Work to complete = Read the records below. Copy each line where the string "this" occurs.
>> BEGIN
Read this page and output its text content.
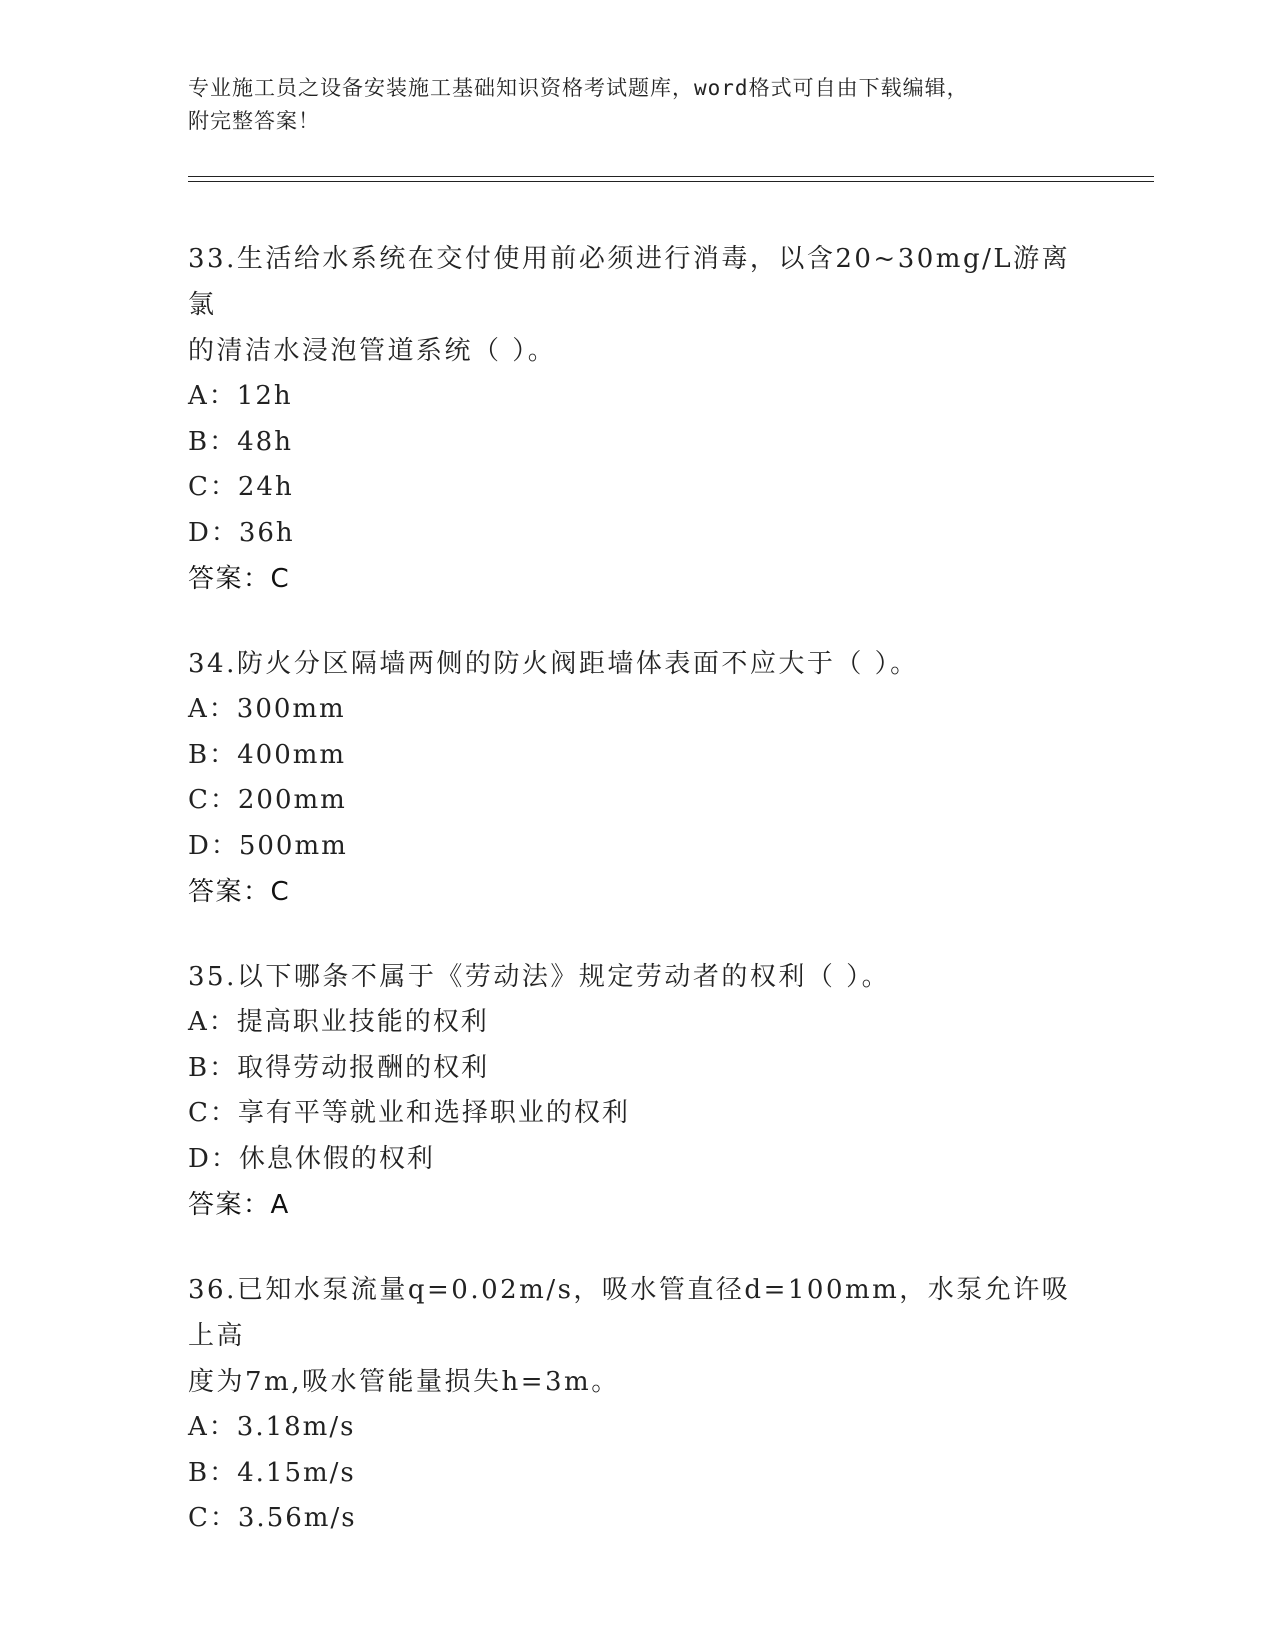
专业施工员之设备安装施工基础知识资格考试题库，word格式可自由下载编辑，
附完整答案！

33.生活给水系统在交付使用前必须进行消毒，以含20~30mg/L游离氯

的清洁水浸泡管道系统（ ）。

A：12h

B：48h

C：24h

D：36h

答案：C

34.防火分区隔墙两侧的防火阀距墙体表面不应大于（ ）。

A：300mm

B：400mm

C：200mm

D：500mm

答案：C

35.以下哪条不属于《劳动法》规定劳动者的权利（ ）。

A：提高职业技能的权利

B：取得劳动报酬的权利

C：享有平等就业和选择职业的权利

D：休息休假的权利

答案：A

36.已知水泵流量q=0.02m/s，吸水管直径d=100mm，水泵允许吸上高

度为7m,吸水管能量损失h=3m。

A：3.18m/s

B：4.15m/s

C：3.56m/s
>> END
>> BEGIN
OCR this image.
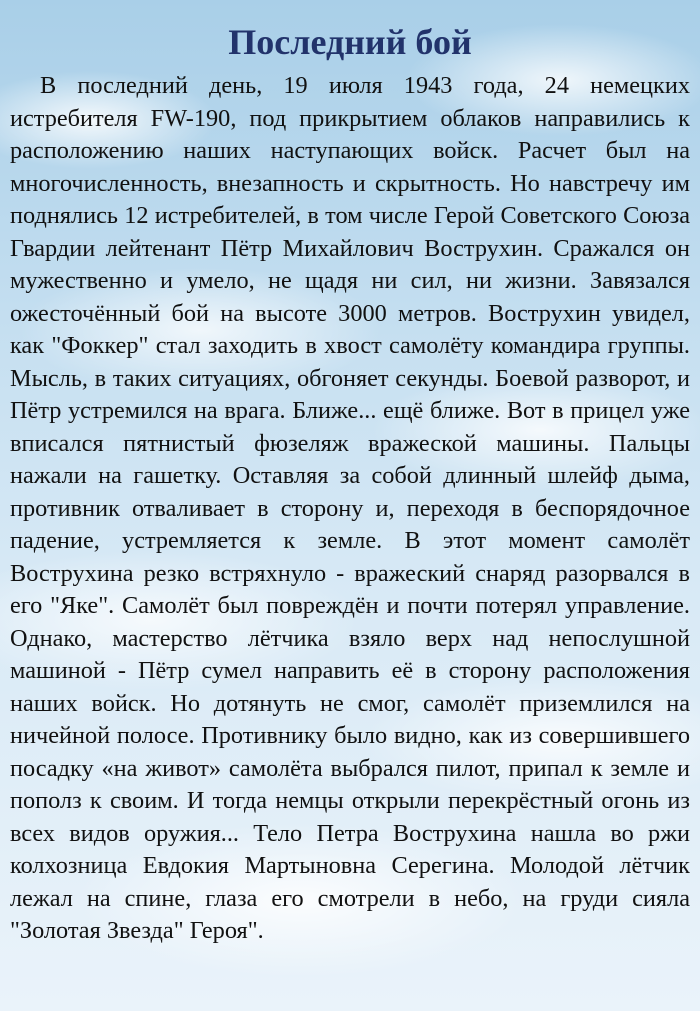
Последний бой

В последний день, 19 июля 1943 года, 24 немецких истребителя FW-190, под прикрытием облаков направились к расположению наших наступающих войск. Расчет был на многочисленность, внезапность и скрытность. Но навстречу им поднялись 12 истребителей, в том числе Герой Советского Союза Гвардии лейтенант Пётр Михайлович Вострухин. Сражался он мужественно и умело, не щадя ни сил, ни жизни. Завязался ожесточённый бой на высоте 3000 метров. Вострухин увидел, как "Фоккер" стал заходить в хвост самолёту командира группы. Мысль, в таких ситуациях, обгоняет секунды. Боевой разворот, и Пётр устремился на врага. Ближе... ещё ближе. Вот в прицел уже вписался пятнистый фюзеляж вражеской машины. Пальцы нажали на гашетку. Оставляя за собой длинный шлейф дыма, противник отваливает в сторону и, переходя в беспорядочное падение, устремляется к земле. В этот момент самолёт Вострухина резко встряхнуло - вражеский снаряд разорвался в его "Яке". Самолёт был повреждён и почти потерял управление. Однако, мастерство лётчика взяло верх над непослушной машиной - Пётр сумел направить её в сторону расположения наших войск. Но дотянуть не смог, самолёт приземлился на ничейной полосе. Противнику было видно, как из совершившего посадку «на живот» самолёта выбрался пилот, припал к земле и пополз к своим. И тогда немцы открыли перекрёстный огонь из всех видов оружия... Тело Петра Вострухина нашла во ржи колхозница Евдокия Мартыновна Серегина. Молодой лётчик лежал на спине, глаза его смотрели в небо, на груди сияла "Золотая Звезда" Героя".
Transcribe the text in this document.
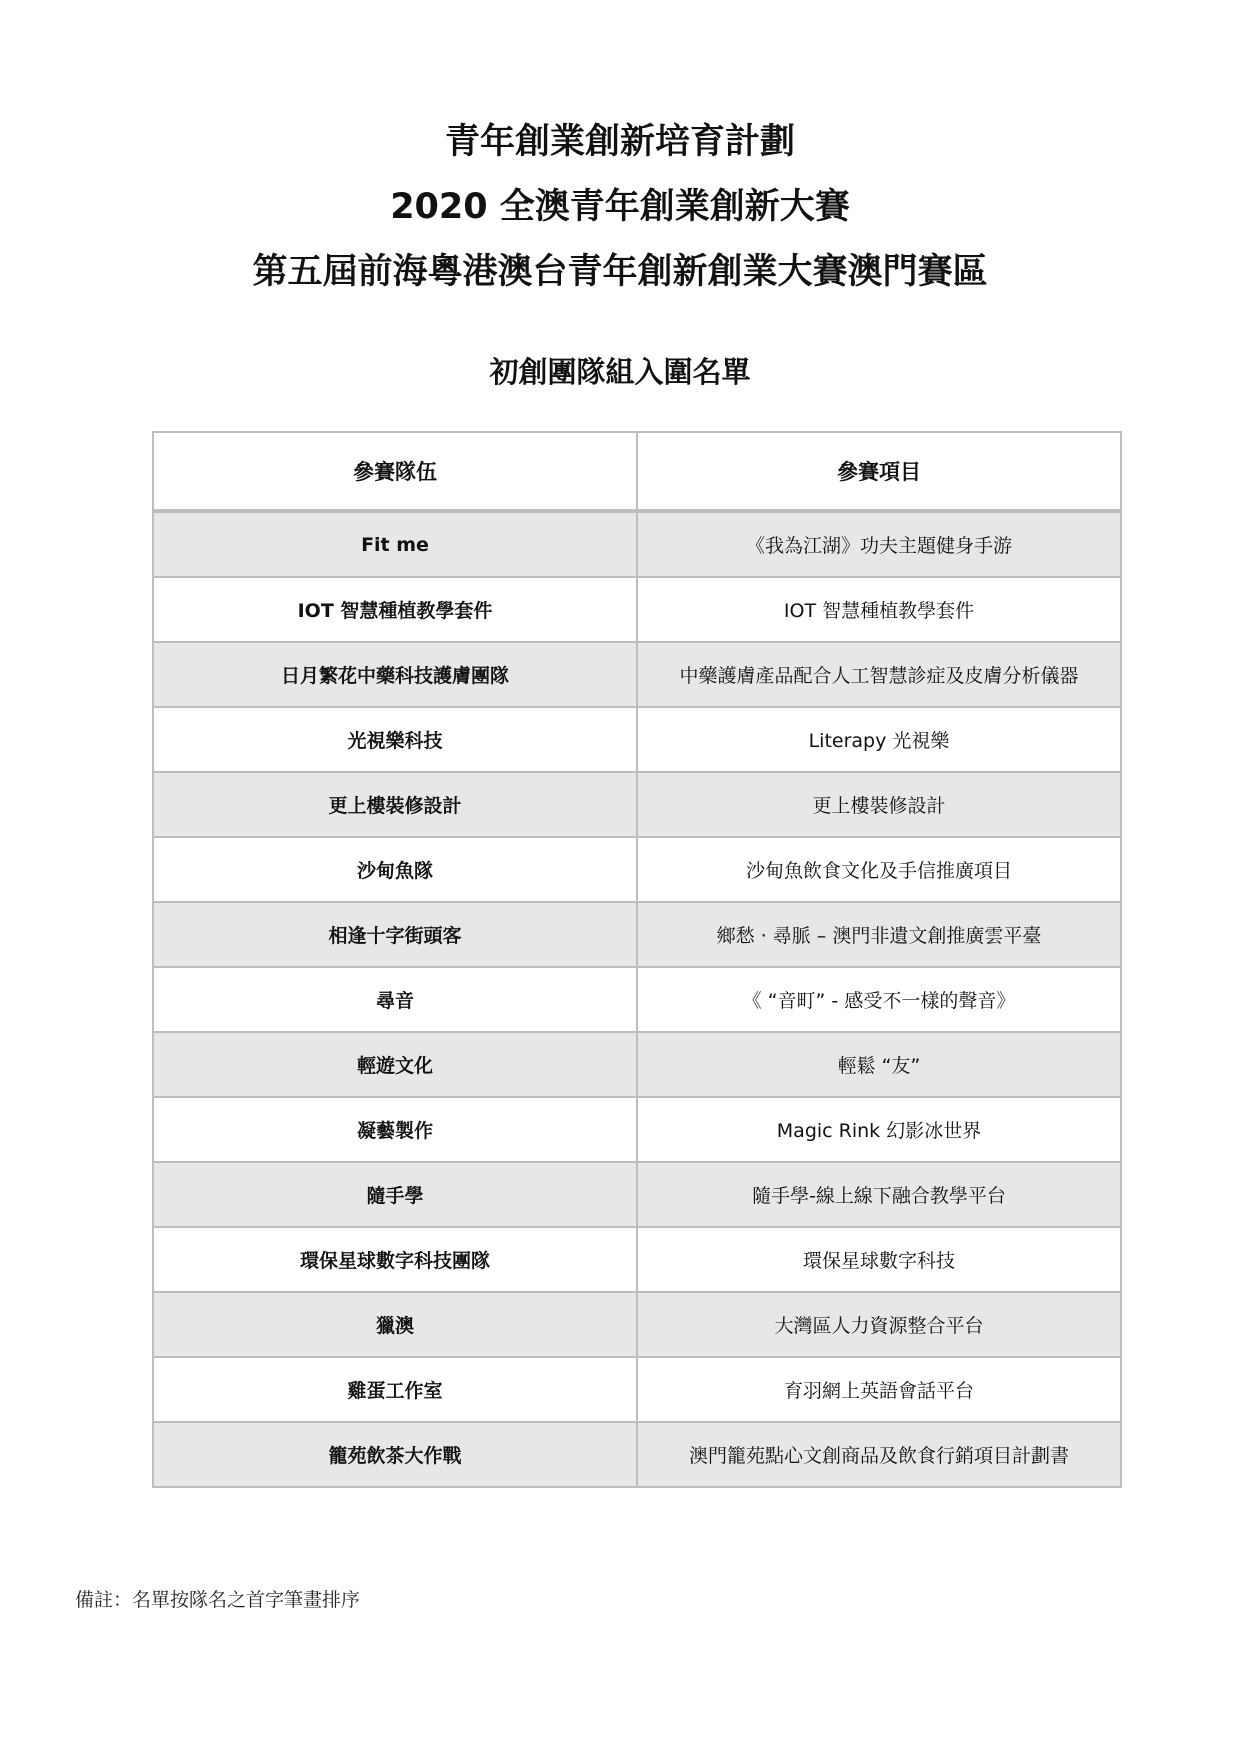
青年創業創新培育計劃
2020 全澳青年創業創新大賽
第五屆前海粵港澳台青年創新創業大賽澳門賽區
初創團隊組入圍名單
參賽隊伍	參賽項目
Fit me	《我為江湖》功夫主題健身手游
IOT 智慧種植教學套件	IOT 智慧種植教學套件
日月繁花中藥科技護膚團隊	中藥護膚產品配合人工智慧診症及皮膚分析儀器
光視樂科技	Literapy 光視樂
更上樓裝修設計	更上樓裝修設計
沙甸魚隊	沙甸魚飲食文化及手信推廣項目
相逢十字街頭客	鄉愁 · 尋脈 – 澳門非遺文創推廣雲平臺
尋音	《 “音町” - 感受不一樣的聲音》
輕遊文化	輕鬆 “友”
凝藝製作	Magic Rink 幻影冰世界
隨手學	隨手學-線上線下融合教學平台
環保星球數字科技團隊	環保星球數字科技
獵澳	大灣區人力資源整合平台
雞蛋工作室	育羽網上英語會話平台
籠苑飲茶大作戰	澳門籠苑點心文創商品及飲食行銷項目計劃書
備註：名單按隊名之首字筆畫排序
>> END
Output of the exercise =
Read this page and output its text content.
OCR this image.
Transcribe the text in this document.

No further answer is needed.